▸ WHAT YOU HAVE TO DO: Copy every line that holds "text".

________________________

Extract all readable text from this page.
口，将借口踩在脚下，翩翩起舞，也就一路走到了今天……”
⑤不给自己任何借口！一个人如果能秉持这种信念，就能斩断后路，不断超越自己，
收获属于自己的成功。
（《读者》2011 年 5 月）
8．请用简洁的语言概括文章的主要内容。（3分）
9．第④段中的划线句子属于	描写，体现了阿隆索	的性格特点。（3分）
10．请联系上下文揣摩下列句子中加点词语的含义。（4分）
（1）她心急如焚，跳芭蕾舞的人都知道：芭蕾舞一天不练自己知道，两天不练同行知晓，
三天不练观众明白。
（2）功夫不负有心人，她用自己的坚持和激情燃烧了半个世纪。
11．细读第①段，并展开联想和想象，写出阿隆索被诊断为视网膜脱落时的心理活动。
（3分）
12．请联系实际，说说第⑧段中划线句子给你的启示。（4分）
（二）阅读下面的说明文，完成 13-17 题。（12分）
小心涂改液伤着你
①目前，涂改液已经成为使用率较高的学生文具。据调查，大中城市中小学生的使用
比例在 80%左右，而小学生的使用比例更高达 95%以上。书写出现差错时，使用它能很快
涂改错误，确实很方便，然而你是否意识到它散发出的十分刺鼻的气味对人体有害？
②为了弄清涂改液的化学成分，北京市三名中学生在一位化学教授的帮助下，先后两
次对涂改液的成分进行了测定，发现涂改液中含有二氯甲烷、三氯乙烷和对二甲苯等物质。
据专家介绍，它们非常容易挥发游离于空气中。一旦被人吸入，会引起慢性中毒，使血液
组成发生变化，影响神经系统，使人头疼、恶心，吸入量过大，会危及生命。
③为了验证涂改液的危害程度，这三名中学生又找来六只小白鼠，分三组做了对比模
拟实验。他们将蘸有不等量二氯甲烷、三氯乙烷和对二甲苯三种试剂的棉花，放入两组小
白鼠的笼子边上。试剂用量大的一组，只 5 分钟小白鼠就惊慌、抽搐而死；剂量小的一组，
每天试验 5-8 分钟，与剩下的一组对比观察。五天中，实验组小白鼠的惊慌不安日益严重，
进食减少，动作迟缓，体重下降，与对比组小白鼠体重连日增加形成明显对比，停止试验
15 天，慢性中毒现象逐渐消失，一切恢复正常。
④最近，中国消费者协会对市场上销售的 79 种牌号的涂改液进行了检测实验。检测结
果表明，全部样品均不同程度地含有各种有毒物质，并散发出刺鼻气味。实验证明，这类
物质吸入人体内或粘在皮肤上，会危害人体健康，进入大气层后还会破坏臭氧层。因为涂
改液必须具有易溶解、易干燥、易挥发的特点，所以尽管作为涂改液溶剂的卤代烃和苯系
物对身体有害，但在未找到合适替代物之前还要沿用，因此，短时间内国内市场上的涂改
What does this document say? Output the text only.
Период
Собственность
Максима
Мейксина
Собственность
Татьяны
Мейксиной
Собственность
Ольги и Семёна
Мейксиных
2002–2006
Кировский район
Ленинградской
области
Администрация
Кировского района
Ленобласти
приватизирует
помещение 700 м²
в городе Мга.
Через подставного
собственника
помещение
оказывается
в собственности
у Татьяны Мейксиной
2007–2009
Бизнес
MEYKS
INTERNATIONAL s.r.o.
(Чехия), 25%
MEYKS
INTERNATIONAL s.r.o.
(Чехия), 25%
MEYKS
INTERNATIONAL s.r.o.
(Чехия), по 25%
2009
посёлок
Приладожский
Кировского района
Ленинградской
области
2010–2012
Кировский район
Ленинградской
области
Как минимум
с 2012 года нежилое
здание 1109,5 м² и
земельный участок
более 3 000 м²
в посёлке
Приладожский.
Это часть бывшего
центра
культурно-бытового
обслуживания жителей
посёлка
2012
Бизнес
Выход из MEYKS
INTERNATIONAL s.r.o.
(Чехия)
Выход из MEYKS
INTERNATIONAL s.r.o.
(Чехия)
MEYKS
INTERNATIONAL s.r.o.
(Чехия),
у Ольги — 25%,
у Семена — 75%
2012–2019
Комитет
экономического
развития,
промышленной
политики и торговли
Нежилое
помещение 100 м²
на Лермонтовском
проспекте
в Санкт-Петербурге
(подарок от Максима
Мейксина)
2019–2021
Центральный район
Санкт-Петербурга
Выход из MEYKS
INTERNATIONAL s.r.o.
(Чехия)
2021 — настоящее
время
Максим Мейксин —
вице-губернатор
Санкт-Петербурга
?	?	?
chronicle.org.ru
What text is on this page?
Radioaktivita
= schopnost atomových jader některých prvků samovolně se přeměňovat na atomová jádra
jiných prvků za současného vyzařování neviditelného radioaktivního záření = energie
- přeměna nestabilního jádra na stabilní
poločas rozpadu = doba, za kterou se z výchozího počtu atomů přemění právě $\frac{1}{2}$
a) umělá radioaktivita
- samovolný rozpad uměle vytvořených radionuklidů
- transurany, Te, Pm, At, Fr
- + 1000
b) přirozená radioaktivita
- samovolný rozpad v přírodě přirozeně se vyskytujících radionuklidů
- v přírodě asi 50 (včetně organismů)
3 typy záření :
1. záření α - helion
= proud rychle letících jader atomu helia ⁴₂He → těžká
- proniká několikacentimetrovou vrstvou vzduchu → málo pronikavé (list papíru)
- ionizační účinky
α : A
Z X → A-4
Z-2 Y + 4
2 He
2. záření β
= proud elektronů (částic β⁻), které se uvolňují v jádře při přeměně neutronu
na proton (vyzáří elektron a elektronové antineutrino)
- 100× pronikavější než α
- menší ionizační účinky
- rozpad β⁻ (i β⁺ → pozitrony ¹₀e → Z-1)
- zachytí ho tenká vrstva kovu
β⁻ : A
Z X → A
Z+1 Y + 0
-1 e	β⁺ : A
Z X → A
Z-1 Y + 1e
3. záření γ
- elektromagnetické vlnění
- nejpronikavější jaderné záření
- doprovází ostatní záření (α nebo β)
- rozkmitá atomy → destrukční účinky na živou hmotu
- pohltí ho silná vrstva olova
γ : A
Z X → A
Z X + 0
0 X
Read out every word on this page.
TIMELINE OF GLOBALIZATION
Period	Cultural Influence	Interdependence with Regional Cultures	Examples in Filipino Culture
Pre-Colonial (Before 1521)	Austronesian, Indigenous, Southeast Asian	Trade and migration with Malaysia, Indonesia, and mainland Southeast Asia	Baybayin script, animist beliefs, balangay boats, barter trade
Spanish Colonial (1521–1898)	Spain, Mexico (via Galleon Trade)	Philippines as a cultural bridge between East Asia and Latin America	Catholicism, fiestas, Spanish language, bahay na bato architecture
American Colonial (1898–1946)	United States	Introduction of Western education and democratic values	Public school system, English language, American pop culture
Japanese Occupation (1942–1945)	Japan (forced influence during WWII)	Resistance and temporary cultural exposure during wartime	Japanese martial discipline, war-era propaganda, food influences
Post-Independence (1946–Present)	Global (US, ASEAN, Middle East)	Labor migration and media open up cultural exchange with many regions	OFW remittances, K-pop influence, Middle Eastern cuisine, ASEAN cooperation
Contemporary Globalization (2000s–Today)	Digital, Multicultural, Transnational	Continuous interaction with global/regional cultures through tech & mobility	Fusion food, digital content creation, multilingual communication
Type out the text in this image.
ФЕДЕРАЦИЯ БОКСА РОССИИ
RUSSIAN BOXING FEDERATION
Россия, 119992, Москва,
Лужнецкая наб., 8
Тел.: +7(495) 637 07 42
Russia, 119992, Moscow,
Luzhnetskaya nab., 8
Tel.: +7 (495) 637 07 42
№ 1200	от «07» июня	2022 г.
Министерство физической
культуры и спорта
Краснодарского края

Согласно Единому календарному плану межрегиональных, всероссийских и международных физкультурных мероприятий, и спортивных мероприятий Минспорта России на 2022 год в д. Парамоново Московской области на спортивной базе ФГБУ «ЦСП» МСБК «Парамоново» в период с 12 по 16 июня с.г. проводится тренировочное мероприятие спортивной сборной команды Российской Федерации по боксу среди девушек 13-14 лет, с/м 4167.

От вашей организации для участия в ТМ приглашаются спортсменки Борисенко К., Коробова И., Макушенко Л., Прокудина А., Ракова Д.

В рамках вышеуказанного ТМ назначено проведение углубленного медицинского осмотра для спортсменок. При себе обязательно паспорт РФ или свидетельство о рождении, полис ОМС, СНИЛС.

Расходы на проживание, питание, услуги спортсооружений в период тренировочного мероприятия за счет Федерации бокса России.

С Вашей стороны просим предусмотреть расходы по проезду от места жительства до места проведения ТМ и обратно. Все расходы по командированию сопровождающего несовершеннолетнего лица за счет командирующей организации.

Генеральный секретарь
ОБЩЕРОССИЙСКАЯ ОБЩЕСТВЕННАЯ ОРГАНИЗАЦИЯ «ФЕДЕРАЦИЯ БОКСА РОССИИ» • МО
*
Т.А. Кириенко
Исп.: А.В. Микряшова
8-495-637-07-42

________________________

▸ EXPECTED ANSWER:
Extract all readable text from this page.
What does this document say? Output the text only.
What text is on this page?
Type out the text in this image.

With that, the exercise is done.